**TASK STATEMENT:** Take each line containing "Point" and report it exactly as written.

**INFORMATION PROVIDED:**
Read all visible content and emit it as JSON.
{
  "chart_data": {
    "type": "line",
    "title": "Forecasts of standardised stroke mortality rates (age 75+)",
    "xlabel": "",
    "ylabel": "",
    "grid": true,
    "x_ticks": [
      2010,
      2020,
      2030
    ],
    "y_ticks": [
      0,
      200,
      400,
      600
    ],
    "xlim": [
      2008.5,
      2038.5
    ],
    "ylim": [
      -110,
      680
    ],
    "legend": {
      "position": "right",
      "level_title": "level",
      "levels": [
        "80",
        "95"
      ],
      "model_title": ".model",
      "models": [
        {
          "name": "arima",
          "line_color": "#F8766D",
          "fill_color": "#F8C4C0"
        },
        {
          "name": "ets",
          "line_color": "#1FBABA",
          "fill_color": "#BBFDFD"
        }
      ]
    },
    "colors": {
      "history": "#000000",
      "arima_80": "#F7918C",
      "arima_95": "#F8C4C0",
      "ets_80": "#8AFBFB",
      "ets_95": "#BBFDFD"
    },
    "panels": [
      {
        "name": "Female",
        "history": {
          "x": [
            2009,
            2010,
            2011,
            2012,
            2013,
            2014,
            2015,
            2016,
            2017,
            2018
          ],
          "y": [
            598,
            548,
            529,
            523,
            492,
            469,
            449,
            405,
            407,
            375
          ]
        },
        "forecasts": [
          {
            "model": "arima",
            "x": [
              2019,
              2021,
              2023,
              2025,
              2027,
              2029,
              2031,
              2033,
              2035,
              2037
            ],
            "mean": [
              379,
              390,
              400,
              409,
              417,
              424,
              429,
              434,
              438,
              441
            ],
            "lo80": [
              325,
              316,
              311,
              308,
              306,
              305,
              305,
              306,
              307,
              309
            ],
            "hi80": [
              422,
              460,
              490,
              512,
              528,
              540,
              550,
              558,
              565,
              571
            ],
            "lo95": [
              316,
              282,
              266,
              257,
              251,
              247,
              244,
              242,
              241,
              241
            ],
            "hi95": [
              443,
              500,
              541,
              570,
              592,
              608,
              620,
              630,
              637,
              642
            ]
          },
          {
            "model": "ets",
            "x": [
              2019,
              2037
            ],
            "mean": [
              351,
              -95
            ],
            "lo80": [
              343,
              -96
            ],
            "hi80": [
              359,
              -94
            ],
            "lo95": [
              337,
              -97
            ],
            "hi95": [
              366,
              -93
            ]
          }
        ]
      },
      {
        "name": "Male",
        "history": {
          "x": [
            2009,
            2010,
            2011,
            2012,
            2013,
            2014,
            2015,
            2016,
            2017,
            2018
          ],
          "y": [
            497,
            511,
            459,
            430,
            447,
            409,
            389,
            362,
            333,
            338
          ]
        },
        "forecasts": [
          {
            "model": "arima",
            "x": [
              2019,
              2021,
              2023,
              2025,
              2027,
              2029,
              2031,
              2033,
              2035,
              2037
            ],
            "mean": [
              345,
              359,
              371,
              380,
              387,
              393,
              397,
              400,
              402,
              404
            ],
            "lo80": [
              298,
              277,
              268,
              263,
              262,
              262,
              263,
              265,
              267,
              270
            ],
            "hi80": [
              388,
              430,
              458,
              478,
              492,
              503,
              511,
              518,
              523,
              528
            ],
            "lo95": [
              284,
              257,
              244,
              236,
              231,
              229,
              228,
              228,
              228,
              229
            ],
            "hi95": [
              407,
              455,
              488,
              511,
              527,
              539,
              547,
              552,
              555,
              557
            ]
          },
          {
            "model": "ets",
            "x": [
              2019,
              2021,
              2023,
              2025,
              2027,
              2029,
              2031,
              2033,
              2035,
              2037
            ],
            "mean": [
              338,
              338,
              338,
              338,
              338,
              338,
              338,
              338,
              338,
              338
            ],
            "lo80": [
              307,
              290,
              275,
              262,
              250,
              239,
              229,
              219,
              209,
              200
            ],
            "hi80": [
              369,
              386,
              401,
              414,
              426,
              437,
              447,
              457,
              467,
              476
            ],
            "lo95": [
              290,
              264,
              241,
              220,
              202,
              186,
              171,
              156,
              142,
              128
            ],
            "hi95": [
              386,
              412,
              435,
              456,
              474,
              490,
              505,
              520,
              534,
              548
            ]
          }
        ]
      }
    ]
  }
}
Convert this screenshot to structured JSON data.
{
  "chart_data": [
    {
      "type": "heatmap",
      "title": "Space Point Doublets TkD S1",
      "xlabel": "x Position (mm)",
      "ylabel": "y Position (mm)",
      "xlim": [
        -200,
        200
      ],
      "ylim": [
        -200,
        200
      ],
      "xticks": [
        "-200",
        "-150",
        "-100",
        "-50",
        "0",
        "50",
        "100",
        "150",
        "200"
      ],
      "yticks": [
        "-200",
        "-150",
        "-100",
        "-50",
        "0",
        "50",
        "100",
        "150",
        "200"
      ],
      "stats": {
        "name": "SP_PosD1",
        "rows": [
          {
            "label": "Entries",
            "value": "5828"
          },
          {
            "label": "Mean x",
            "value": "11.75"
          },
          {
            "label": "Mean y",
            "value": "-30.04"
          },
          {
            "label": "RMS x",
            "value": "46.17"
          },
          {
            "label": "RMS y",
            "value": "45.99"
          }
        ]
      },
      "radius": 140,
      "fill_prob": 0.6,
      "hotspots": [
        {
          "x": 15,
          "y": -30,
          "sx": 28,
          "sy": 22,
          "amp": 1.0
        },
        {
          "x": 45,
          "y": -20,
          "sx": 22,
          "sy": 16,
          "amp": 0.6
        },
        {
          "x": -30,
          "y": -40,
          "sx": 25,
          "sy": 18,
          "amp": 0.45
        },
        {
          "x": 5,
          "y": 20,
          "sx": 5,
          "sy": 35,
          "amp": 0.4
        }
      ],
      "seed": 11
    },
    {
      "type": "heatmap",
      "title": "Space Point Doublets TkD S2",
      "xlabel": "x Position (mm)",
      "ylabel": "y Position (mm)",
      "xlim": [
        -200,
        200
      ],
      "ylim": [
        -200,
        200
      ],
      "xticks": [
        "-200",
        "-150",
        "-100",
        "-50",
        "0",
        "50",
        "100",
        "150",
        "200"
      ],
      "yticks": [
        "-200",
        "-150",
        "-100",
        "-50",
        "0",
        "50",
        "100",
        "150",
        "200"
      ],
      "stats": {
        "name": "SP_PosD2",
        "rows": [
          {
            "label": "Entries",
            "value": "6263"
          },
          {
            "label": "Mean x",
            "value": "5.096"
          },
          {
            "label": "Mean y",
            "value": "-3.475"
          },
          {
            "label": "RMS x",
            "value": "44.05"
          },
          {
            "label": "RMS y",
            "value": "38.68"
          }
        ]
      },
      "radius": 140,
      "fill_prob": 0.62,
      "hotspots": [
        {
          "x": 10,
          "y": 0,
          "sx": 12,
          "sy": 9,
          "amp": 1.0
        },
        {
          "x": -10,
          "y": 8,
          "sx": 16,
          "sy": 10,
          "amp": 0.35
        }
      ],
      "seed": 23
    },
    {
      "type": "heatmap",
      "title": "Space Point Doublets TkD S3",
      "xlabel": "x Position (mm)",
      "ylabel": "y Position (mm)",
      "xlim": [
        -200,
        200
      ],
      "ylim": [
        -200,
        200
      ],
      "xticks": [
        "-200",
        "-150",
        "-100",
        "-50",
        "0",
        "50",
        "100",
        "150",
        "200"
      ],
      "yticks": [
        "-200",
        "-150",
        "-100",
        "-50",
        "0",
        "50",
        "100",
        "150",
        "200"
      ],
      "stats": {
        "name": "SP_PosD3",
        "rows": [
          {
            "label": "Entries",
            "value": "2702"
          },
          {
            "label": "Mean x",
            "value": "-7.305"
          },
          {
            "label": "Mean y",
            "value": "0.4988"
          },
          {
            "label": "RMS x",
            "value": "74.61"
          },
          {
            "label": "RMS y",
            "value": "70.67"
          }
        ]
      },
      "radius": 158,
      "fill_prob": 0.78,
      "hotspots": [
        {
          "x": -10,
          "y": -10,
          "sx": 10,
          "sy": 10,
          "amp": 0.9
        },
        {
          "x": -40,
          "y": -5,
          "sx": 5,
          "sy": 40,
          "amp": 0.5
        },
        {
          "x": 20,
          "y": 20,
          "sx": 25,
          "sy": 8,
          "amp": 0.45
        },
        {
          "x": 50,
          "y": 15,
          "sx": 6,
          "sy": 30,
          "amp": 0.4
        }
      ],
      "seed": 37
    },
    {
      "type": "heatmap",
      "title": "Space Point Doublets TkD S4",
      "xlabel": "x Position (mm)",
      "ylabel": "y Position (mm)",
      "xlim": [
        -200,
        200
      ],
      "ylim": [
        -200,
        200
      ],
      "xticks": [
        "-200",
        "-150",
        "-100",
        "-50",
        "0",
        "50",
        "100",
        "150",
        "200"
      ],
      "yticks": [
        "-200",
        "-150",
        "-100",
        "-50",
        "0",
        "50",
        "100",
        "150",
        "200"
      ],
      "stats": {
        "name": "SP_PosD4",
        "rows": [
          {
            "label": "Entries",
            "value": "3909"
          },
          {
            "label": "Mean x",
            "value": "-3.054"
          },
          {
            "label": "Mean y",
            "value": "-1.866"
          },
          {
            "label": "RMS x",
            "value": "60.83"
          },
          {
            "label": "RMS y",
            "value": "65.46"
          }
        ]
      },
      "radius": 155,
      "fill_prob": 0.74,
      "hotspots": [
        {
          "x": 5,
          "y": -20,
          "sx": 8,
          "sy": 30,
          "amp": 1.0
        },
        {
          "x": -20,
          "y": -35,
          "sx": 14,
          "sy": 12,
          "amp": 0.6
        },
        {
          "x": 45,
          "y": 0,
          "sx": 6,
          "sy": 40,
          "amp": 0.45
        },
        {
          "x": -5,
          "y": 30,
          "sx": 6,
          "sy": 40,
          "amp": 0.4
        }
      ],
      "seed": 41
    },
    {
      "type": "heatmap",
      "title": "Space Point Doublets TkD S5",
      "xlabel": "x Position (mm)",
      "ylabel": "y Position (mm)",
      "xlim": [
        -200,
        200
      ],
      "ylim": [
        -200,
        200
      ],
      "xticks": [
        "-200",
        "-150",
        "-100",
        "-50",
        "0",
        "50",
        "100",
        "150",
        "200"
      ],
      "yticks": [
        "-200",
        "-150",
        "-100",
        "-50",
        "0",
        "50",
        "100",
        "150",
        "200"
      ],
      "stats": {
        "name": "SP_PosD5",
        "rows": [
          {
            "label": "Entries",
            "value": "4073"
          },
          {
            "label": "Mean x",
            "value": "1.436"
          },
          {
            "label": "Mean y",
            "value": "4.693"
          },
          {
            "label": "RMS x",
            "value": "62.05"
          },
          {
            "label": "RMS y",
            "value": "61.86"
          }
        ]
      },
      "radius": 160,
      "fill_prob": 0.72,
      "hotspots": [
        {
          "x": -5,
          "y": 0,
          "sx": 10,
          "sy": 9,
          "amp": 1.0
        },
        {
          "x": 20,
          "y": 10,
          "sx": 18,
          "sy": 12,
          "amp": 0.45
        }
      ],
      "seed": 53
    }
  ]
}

**THE RESPONSE:**
      "title": "Space Point Doublets TkD S1",
      "title": "Space Point Doublets TkD S2",
      "title": "Space Point Doublets TkD S3",
      "title": "Space Point Doublets TkD S4",
      "title": "Space Point Doublets TkD S5",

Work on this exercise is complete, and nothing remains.